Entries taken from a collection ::
-- Begin --

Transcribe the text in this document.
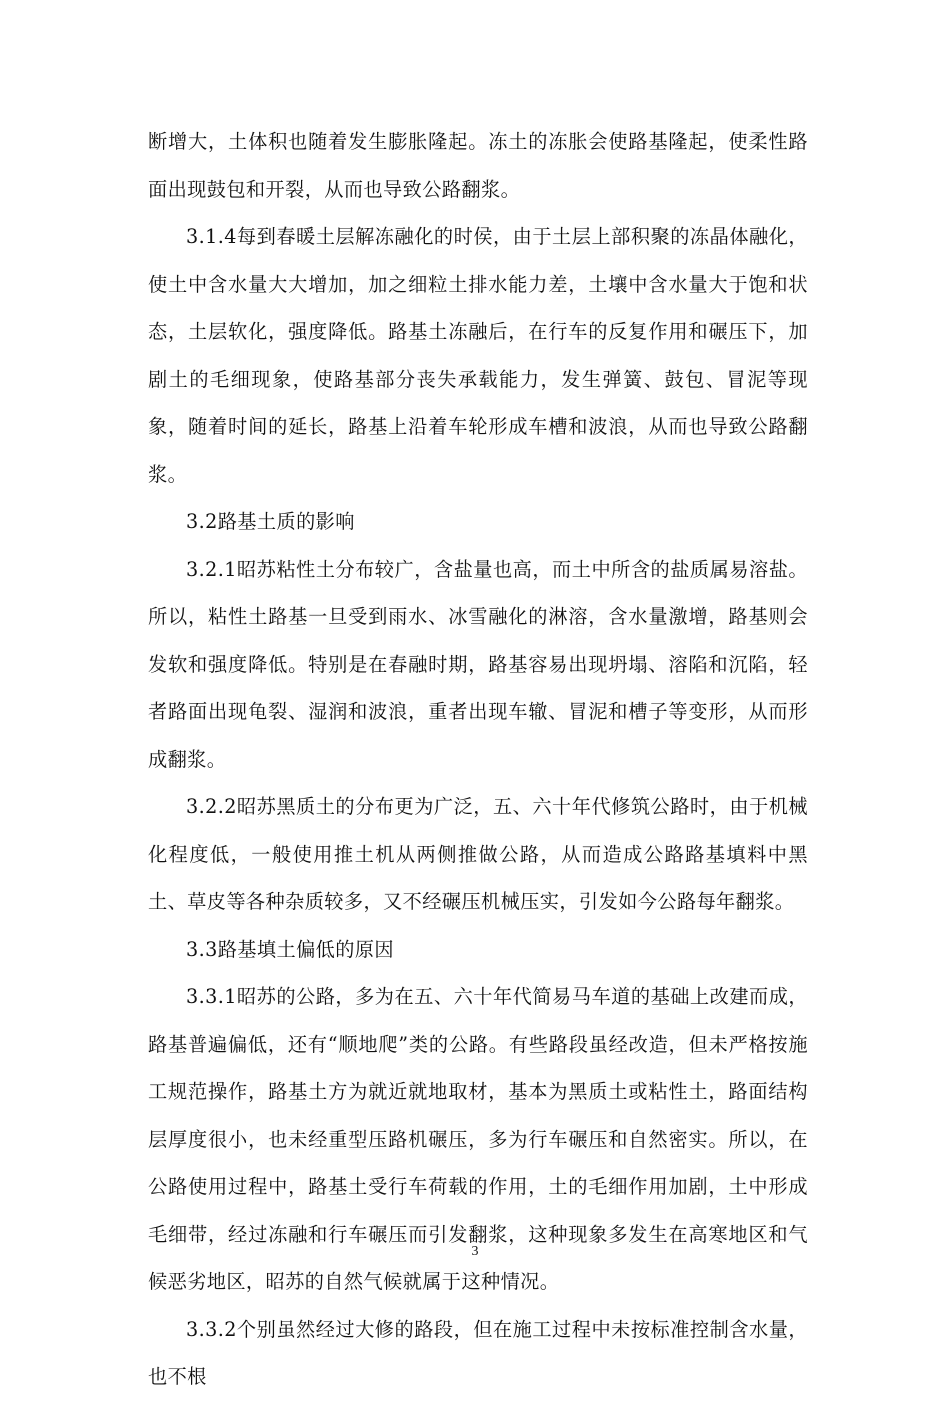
断增大，土体积也随着发生膨胀隆起。冻土的冻胀会使路基隆起，使柔性路面出现鼓包和开裂，从而也导致公路翻浆。

3.1.4每到春暖土层解冻融化的时侯，由于土层上部积聚的冻晶体融化，使土中含水量大大增加，加之细粒土排水能力差，土壤中含水量大于饱和状态，土层软化，强度降低。路基土冻融后，在行车的反复作用和碾压下，加剧土的毛细现象，使路基部分丧失承载能力，发生弹簧、鼓包、冒泥等现象，随着时间的延长，路基上沿着车轮形成车槽和波浪，从而也导致公路翻浆。

3.2路基土质的影响

3.2.1昭苏粘性土分布较广，含盐量也高，而土中所含的盐质属易溶盐。所以，粘性土路基一旦受到雨水、冰雪融化的淋溶，含水量激增，路基则会发软和强度降低。特别是在春融时期，路基容易出现坍塌、溶陷和沉陷，轻者路面出现龟裂、湿润和波浪，重者出现车辙、冒泥和槽子等变形，从而形成翻浆。

3.2.2昭苏黑质土的分布更为广泛，五、六十年代修筑公路时，由于机械化程度低，一般使用推土机从两侧推做公路，从而造成公路路基填料中黑土、草皮等各种杂质较多，又不经碾压机械压实，引发如今公路每年翻浆。

3.3路基填土偏低的原因

3.3.1昭苏的公路，多为在五、六十年代简易马车道的基础上改建而成，路基普遍偏低，还有“顺地爬”类的公路。有些路段虽经改造，但未严格按施工规范操作，路基土方为就近就地取材，基本为黑质土或粘性土，路面结构层厚度很小，也未经重型压路机碾压，多为行车碾压和自然密实。所以，在公路使用过程中，路基土受行车荷载的作用，土的毛细作用加剧，土中形成毛细带，经过冻融和行车碾压而引发翻浆，这种现象多发生在高寒地区和气候恶劣地区，昭苏的自然气候就属于这种情况。

3.3.2个别虽然经过大修的路段，但在施工过程中未按标准控制含水量，也不根

3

-- End --

Where a line in the material above holds "从而也导致公路翻浆", copy that line.

断增大，土体积也随着发生膨胀隆起。冻土的冻胀会使路基隆起，使柔性路面出现鼓包和开裂，从而也导致公路翻浆。
3.1.4每到春暖土层解冻融化的时侯，由于土层上部积聚的冻晶体融化，使土中含水量大大增加，加之细粒土排水能力差，土壤中含水量大于饱和状态，土层软化，强度降低。路基土冻融后，在行车的反复作用和碾压下，加剧土的毛细现象，使路基部分丧失承载能力，发生弹簧、鼓包、冒泥等现象，随着时间的延长，路基上沿着车轮形成车槽和波浪，从而也导致公路翻浆。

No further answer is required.